--- Start of Records shown ---
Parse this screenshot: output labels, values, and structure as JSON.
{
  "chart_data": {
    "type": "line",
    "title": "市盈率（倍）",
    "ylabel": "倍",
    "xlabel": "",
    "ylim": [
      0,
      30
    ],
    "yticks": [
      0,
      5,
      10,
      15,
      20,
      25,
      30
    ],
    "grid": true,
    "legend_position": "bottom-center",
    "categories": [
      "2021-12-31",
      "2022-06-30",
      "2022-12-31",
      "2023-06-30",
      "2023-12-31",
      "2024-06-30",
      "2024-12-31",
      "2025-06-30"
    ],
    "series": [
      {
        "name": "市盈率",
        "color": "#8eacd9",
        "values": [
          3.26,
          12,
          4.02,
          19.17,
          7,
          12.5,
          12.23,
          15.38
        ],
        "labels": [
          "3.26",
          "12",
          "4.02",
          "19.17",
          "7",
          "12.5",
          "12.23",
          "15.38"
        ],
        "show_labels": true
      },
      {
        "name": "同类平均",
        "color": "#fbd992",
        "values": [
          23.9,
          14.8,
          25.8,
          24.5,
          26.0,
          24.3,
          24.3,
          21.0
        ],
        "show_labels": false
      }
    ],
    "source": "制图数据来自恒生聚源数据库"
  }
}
--- End of Records shown ---
- Work instructions: Transcribe the records above exactly as they appear.

- Exercise output:
Parse this screenshot: output labels, values, and structure as JSON.
{
  "chart_data": {
    "type": "line",
    "title": "市盈率（倍）",
    "ylabel": "倍",
    "xlabel": "",
    "ylim": [
      0,
      30
    ],
    "yticks": [
      0,
      5,
      10,
      15,
      20,
      25,
      30
    ],
    "grid": true,
    "legend_position": "bottom-center",
    "categories": [
      "2021-12-31",
      "2022-06-30",
      "2022-12-31",
      "2023-06-30",
      "2023-12-31",
      "2024-06-30",
      "2024-12-31",
      "2025-06-30"
    ],
    "series": [
      {
        "name": "市盈率",
        "color": "#8eacd9",
        "values": [
          3.26,
          12,
          4.02,
          19.17,
          7,
          12.5,
          12.23,
          15.38
        ],
        "labels": [
          "3.26",
          "12",
          "4.02",
          "19.17",
          "7",
          "12.5",
          "12.23",
          "15.38"
        ],
        "show_labels": true
      },
      {
        "name": "同类平均",
        "color": "#fbd992",
        "values": [
          23.9,
          14.8,
          25.8,
          24.5,
          26.0,
          24.3,
          24.3,
          21.0
        ],
        "show_labels": false
      }
    ],
    "source": "制图数据来自恒生聚源数据库"
  }
}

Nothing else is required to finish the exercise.